Source text:
..............................

[swift-evolution] Fix or remove Swift.min and Swift.max?

Dave Abrahams dabrahams at apple.com
Tue Jul 5 10:38:28 CDT 2016


on Sun Jul 03 2016, Haravikk <swift-evolution at swift.org> wrote:

> There was a proposal a little while ago to change Comparable to have
> an operator producing an enum (with ordered before, same and ordered
> after cases) which provides strict ordering requirements (unlike the
> current comparable methods). I think this would serve as a better
> basis for replacing Swift.min(), and was intended specifically to
> solve the floating point problem.

+1

> It doesn't look like it has a proposal though, maybe I'm not searching for the right terms?

It's the direction I'd like to pursue, but no proposal has been written.

>> On 3 Jul 2016, at 22:28, Pyry Jahkola via swift-evolution <swift-evolution at swift.org> wrote:
>> 
>> +1, and bumping this topic.
>> 
>> The background — which I'm sure Jens is aware of — is that IEEE-754 floating point numbers can't truly conform to Comparable. (The problematic case being that neither of `x < .nan`, `x == .nan`, or `x > .nan` can be `true`.)

..............................

[Collection entries]
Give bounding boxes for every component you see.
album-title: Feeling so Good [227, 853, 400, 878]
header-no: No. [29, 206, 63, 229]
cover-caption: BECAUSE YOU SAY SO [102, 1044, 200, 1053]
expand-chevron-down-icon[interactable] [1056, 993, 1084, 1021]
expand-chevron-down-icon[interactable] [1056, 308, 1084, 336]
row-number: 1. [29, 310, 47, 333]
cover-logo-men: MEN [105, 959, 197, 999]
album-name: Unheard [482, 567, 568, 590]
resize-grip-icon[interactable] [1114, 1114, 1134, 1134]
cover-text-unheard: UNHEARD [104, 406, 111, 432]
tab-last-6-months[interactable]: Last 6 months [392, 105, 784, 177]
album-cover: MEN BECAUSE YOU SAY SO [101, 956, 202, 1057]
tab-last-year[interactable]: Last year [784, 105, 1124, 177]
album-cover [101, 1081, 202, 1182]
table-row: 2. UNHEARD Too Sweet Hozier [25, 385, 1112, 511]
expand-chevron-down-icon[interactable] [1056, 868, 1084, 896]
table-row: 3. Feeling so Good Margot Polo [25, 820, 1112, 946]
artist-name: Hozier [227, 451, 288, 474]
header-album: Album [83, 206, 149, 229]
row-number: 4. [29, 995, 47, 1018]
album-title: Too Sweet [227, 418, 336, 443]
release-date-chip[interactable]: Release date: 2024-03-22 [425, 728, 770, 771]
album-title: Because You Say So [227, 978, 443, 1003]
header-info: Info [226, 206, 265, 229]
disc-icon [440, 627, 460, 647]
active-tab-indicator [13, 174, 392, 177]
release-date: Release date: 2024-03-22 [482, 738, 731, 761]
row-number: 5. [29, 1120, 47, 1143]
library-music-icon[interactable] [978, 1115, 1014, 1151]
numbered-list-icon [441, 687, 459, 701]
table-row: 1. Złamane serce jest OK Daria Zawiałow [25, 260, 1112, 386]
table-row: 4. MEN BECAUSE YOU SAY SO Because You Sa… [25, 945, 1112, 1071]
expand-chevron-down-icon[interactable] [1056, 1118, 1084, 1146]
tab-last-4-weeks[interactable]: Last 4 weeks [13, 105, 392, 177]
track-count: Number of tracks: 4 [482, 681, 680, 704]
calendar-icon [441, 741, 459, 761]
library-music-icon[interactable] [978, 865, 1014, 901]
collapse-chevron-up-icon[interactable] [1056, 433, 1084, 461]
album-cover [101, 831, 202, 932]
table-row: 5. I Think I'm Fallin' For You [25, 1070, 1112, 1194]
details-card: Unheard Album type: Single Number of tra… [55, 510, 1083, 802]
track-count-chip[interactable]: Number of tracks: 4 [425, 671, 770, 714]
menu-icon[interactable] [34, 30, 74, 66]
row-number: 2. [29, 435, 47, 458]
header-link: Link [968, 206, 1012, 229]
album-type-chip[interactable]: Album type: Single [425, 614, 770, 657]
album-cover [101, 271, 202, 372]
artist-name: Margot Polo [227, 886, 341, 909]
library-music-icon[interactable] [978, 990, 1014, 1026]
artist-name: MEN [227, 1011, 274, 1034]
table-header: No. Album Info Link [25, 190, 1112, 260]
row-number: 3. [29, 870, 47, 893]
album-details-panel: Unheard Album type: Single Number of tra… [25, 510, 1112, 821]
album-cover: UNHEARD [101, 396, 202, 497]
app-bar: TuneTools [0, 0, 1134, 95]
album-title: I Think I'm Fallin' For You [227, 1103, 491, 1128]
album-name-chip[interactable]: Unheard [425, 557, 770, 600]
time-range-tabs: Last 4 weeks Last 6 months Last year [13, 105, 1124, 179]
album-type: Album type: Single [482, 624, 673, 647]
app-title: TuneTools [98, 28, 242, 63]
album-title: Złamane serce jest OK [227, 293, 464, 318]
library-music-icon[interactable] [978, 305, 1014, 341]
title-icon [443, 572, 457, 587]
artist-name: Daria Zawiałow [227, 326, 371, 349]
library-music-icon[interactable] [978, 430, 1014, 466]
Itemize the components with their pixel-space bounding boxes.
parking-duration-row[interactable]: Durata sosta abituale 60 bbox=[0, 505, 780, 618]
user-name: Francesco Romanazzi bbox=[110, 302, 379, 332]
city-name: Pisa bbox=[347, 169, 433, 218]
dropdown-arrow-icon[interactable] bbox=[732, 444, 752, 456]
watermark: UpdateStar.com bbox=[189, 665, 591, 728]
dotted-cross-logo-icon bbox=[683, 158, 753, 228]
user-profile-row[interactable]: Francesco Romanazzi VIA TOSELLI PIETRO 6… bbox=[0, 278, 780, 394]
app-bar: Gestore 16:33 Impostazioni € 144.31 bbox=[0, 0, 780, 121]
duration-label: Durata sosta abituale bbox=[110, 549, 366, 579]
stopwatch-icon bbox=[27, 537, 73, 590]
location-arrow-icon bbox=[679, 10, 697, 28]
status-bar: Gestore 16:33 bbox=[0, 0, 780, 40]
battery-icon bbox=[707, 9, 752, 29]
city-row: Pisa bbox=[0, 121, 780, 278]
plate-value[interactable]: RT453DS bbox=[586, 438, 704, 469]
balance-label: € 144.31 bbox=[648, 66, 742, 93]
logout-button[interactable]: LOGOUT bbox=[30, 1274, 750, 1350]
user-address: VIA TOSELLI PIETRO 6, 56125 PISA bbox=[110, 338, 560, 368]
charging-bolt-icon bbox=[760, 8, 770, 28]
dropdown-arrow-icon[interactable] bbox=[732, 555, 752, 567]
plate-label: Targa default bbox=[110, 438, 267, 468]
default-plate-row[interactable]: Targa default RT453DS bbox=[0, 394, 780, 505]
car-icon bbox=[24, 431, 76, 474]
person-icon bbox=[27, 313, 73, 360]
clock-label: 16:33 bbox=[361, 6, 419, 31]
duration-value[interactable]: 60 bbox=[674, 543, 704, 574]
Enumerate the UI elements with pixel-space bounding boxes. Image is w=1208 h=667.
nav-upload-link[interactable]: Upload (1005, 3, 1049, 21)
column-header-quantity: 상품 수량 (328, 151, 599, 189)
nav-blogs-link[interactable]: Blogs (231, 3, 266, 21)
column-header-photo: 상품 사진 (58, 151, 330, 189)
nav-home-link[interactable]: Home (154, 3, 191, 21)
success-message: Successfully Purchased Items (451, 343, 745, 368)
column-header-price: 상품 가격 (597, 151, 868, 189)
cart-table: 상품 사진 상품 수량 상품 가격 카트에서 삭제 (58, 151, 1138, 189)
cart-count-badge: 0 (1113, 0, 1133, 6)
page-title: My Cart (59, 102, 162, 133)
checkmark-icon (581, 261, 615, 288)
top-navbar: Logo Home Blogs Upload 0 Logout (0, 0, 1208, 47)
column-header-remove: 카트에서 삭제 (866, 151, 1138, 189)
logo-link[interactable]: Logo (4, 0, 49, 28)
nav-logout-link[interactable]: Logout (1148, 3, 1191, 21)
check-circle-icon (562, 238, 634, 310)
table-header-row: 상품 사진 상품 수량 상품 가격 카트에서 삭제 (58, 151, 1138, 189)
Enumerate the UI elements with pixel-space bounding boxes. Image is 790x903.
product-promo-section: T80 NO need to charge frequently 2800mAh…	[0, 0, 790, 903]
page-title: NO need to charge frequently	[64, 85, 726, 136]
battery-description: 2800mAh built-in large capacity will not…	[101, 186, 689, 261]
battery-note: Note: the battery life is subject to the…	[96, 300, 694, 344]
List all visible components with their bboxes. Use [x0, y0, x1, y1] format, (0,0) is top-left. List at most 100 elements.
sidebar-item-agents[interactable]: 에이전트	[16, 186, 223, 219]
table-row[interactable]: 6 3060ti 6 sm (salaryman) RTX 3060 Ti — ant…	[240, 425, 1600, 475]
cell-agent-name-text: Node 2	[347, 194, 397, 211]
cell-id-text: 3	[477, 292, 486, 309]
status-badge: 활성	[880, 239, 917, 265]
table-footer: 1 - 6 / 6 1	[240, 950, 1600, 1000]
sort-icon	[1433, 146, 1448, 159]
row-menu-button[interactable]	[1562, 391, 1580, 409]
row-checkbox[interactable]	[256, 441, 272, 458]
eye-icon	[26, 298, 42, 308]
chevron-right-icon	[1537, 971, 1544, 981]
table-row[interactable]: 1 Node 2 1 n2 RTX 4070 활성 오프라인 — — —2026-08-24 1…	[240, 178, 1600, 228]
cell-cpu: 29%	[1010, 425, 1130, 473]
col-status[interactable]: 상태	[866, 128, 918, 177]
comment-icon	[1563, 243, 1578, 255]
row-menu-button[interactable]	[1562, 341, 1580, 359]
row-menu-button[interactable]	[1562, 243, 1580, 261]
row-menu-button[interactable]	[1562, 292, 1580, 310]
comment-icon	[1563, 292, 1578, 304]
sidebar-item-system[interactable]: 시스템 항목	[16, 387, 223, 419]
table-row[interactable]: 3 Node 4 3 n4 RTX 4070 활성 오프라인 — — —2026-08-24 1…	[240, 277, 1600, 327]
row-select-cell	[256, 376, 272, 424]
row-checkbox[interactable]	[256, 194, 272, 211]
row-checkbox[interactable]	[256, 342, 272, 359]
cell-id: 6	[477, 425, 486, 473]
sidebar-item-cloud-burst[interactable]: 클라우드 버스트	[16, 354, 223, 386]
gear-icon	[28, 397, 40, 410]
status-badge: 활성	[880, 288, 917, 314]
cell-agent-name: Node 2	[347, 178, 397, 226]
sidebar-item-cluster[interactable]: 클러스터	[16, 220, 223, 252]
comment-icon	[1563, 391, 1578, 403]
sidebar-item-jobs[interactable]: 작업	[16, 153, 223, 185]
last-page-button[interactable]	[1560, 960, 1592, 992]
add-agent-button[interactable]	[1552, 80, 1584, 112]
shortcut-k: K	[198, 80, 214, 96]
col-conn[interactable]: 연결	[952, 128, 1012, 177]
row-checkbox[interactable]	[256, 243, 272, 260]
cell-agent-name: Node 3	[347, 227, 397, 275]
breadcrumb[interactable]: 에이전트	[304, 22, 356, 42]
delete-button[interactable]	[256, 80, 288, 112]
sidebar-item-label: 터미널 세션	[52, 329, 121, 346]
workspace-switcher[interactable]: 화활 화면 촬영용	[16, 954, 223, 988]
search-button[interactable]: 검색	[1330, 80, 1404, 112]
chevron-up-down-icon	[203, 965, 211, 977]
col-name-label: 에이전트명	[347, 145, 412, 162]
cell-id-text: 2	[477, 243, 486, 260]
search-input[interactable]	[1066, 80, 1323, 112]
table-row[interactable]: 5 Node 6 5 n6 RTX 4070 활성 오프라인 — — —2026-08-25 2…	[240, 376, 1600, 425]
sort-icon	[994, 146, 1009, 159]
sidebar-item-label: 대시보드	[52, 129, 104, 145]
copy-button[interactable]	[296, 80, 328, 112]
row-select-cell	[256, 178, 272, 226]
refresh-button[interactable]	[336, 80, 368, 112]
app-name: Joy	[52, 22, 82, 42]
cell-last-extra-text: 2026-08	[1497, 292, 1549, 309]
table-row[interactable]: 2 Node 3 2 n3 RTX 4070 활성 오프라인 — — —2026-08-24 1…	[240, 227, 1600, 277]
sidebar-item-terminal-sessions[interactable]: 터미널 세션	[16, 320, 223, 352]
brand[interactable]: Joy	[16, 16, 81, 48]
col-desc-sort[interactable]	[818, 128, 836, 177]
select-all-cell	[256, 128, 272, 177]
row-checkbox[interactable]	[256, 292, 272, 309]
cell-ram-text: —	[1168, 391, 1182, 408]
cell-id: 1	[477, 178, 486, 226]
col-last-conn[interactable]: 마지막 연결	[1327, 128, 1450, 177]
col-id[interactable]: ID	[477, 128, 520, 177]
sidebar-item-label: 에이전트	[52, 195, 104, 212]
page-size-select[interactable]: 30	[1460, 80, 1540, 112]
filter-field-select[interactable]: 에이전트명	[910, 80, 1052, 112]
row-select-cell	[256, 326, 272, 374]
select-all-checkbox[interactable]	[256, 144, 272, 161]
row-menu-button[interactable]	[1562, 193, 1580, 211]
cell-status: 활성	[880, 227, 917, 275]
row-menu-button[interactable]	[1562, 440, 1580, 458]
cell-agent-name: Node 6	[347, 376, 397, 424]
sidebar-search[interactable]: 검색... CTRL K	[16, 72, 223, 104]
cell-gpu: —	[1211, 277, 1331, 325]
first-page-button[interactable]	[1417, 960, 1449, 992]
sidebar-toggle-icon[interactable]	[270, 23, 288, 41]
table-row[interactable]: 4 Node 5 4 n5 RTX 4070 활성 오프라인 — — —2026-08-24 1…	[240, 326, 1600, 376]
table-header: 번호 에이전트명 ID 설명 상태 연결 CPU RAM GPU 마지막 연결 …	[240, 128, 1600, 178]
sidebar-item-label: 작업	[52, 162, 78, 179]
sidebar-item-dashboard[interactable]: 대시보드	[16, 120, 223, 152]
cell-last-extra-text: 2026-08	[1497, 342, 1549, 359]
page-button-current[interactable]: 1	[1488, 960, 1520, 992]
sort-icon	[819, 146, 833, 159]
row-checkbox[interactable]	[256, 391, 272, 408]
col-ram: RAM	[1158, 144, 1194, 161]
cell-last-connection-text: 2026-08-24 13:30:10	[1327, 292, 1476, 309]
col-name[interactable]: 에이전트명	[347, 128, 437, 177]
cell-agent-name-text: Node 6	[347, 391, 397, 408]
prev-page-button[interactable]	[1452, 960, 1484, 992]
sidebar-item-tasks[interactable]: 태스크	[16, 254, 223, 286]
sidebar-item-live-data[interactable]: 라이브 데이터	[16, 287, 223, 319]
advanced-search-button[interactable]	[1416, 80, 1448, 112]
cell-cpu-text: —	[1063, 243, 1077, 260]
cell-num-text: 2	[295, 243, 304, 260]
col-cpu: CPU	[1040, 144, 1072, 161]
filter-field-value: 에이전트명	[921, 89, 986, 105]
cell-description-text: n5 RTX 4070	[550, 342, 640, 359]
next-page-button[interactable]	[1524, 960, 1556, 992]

..............................

Exercise directions:
Reproduce the swift-evolution message about Swift.min and Swift.max in full, word for word.

Response to the task:
[swift-evolution] Fix or remove Swift.min and Swift.max?

Dave Abrahams dabrahams at apple.com
Tue Jul 5 10:38:28 CDT 2016


on Sun Jul 03 2016, Haravikk <swift-evolution at swift.org> wrote:

> There was a proposal a little while ago to change Comparable to have
> an operator producing an enum (with ordered before, same and ordered
> after cases) which provides strict ordering requirements (unlike the
> current comparable methods). I think this would serve as a better
> basis for replacing Swift.min(), and was intended specifically to
> solve the floating point problem.

+1

> It doesn't look like it has a proposal though, maybe I'm not searching for the right terms?

It's the direction I'd like to pursue, but no proposal has been written.

>> On 3 Jul 2016, at 22:28, Pyry Jahkola via swift-evolution <swift-evolution at swift.org> wrote:
>> 
>> +1, and bumping this topic.
>> 
>> The background — which I'm sure Jens is aware of — is that IEEE-754 floating point numbers can't truly conform to Comparable. (The problematic case being that neither of `x < .nan`, `x == .nan`, or `x > .nan` can be `true`.)